### What you will do
From the entries that follow, list every line in which the string "Bereichen" appears.

### Dataset excerpts
──────
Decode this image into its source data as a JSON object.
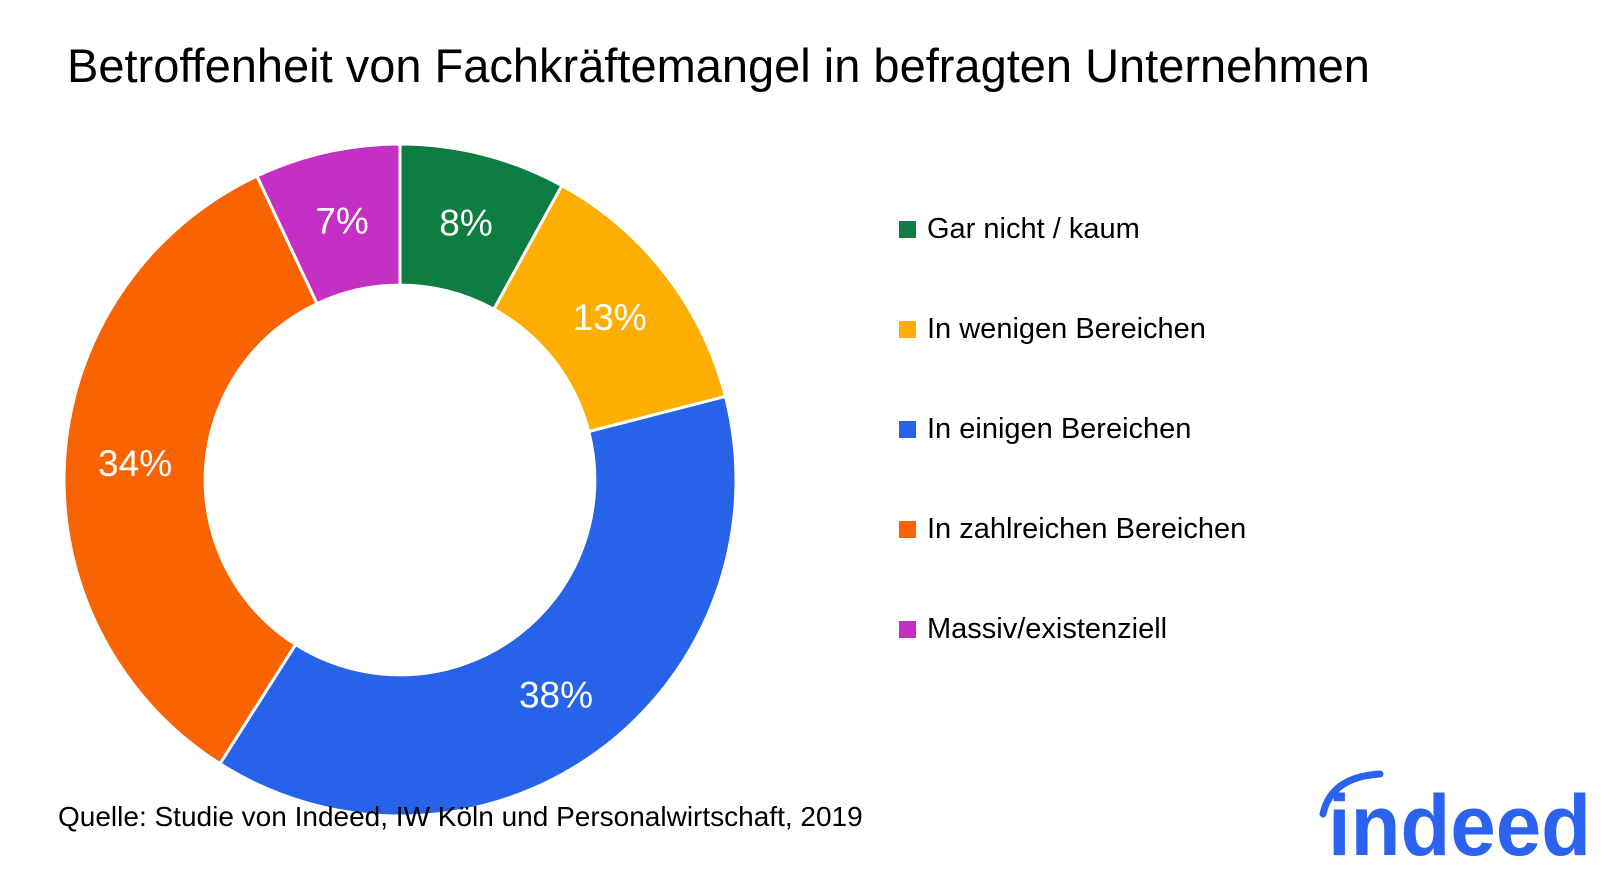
{
  "title": "Betroffenheit von Fachkräftemangel in befragten Unternehmen",
  "source": "Quelle: Studie von Indeed, IW Köln und Personalwirtschaft, 2019",
  "logo": {
    "text": "indeed",
    "color": "#2c63ee"
  },
  "chart_data": {
    "type": "pie",
    "subtype": "donut",
    "title": "Betroffenheit von Fachkräftemangel in befragten Unternehmen",
    "categories": [
      "Gar nicht / kaum",
      "In wenigen Bereichen",
      "In einigen Bereichen",
      "In zahlreichen Bereichen",
      "Massiv/existenziell"
    ],
    "values": [
      8,
      13,
      38,
      34,
      7
    ],
    "unit": "%",
    "labels": [
      "8%",
      "13%",
      "38%",
      "34%",
      "7%"
    ],
    "colors": [
      "#0d7d41",
      "#fcaf02",
      "#2663e8",
      "#f96302",
      "#c42fc4"
    ],
    "start_angle_deg": 0,
    "direction": "clockwise",
    "inner_radius_ratio": 0.58,
    "label_color": "#ffffff",
    "label_font_size": 37,
    "legend_position": "right",
    "background": "#ffffff"
  }
}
──────
### Solution for this exercise
      "In wenigen Bereichen",
      "In einigen Bereichen",
      "In zahlreichen Bereichen",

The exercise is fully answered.